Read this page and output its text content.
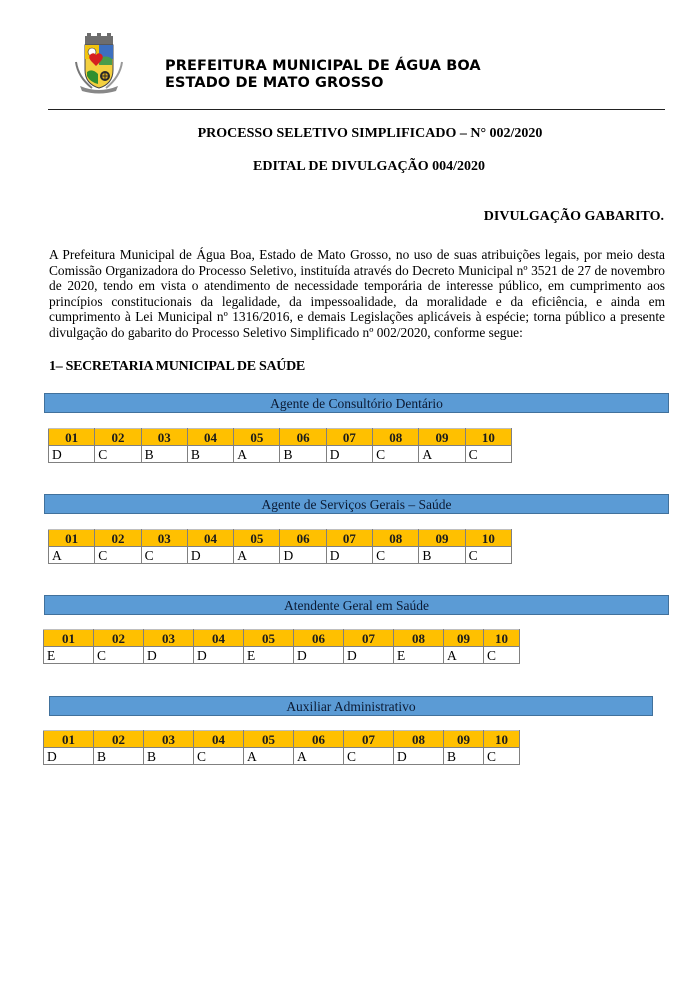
PREFEITURA MUNICIPAL DE ÁGUA BOA
ESTADO DE MATO GROSSO
PROCESSO SELETIVO SIMPLIFICADO – N° 002/2020
EDITAL DE DIVULGAÇÃO 004/2020
DIVULGAÇÃO GABARITO.
A Prefeitura Municipal de Água Boa, Estado de Mato Grosso, no uso de suas atribuições legais, por meio desta Comissão Organizadora do Processo Seletivo, instituída através do Decreto Municipal nº 3521 de 27 de novembro de 2020, tendo em vista o atendimento de necessidade temporária de interesse público, em cumprimento aos princípios constitucionais da legalidade, da impessoalidade, da moralidade e da eficiência, e ainda em cumprimento à Lei Municipal nº 1316/2016, e demais Legislações aplicáveis à espécie; torna público a presente divulgação do gabarito do Processo Seletivo Simplificado nº 002/2020, conforme segue:
1– SECRETARIA MUNICIPAL DE SAÚDE
Agente de Consultório Dentário
01	02	03	04	05	06	07	08	09	10
D	C	B	B	A	B	D	C	A	C
Agente de Serviços Gerais – Saúde
01	02	03	04	05	06	07	08	09	10
A	C	C	D	A	D	D	C	B	C
Atendente Geral em Saúde
01	02	03	04	05	06	07	08	09	10
E	C	D	D	E	D	D	E	A	C
Auxiliar Administrativo
01	02	03	04	05	06	07	08	09	10
D	B	B	C	A	A	C	D	B	C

_Exercise prompt:_
Scan the material line by line and report each one that contains "Agente".

_The output:_
Agente de Consultório Dentário
Agente de Serviços Gerais – Saúde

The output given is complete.